[start]

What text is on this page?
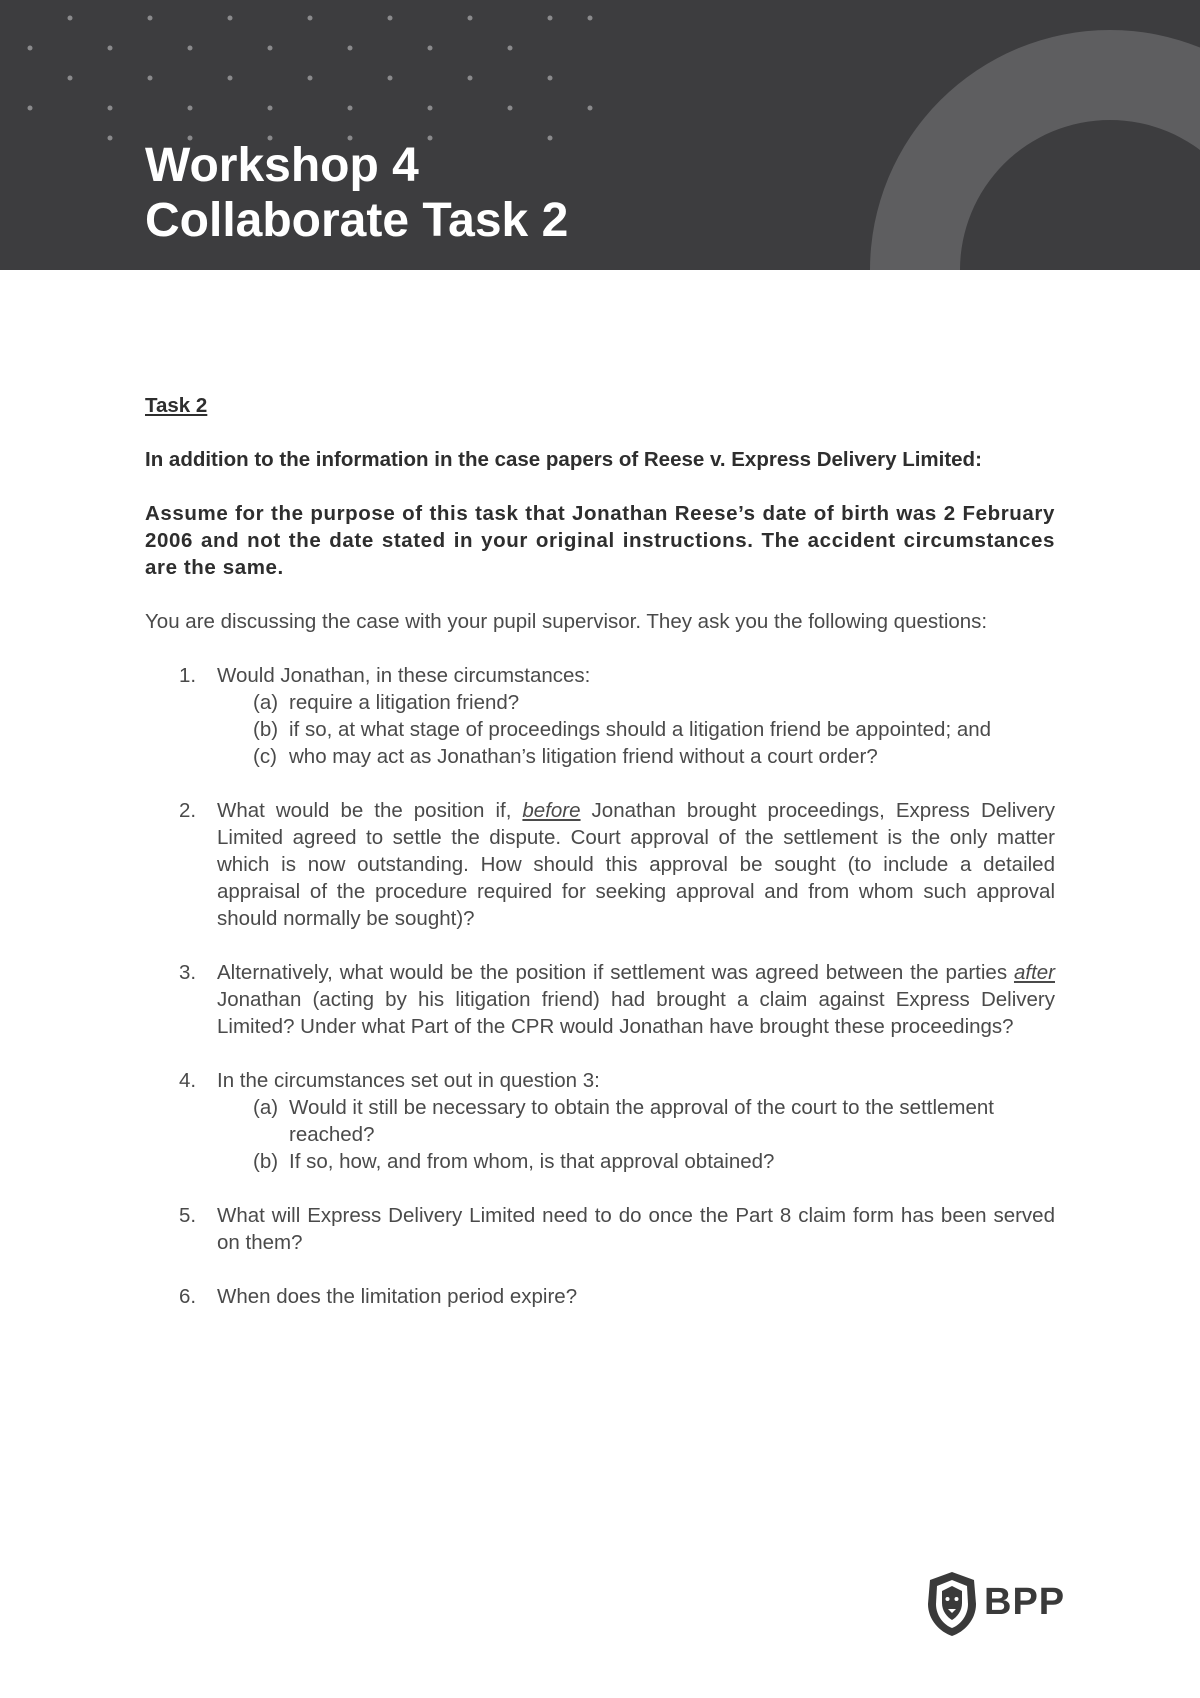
Workshop 4
Collaborate Task 2
Task 2
In addition to the information in the case papers of Reese v. Express Delivery Limited:
Assume for the purpose of this task that Jonathan Reese’s date of birth was 2 February 2006 and not the date stated in your original instructions. The accident circumstances are the same.
You are discussing the case with your pupil supervisor. They ask you the following questions:
1. Would Jonathan, in these circumstances:
(a) require a litigation friend?
(b) if so, at what stage of proceedings should a litigation friend be appointed; and
(c) who may act as Jonathan’s litigation friend without a court order?
2. What would be the position if, before Jonathan brought proceedings, Express Delivery Limited agreed to settle the dispute. Court approval of the settlement is the only matter which is now outstanding. How should this approval be sought (to include a detailed appraisal of the procedure required for seeking approval and from whom such approval should normally be sought)?
3. Alternatively, what would be the position if settlement was agreed between the parties after Jonathan (acting by his litigation friend) had brought a claim against Express Delivery Limited? Under what Part of the CPR would Jonathan have brought these proceedings?
4. In the circumstances set out in question 3:
(a) Would it still be necessary to obtain the approval of the court to the settlement reached?
(b) If so, how, and from whom, is that approval obtained?
5. What will Express Delivery Limited need to do once the Part 8 claim form has been served on them?
6. When does the limitation period expire?
BPP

[end]

**Instructions to follow**
Would you set down the listing exactly, omitting pictures?

**Written response**
What text is on this page?
Workshop 4
Collaborate Task 2
Task 2
In addition to the information in the case papers of Reese v. Express Delivery Limited:
Assume for the purpose of this task that Jonathan Reese’s date of birth was 2 February 2006 and not the date stated in your original instructions. The accident circumstances are the same.
You are discussing the case with your pupil supervisor. They ask you the following questions:
1. Would Jonathan, in these circumstances:
(a) require a litigation friend?
(b) if so, at what stage of proceedings should a litigation friend be appointed; and
(c) who may act as Jonathan’s litigation friend without a court order?
2. What would be the position if, before Jonathan brought proceedings, Express Delivery Limited agreed to settle the dispute. Court approval of the settlement is the only matter which is now outstanding. How should this approval be sought (to include a detailed appraisal of the procedure required for seeking approval and from whom such approval should normally be sought)?
3. Alternatively, what would be the position if settlement was agreed between the parties after Jonathan (acting by his litigation friend) had brought a claim against Express Delivery Limited? Under what Part of the CPR would Jonathan have brought these proceedings?
4. In the circumstances set out in question 3:
(a) Would it still be necessary to obtain the approval of the court to the settlement reached?
(b) If so, how, and from whom, is that approval obtained?
5. What will Express Delivery Limited need to do once the Part 8 claim form has been served on them?
6. When does the limitation period expire?
BPP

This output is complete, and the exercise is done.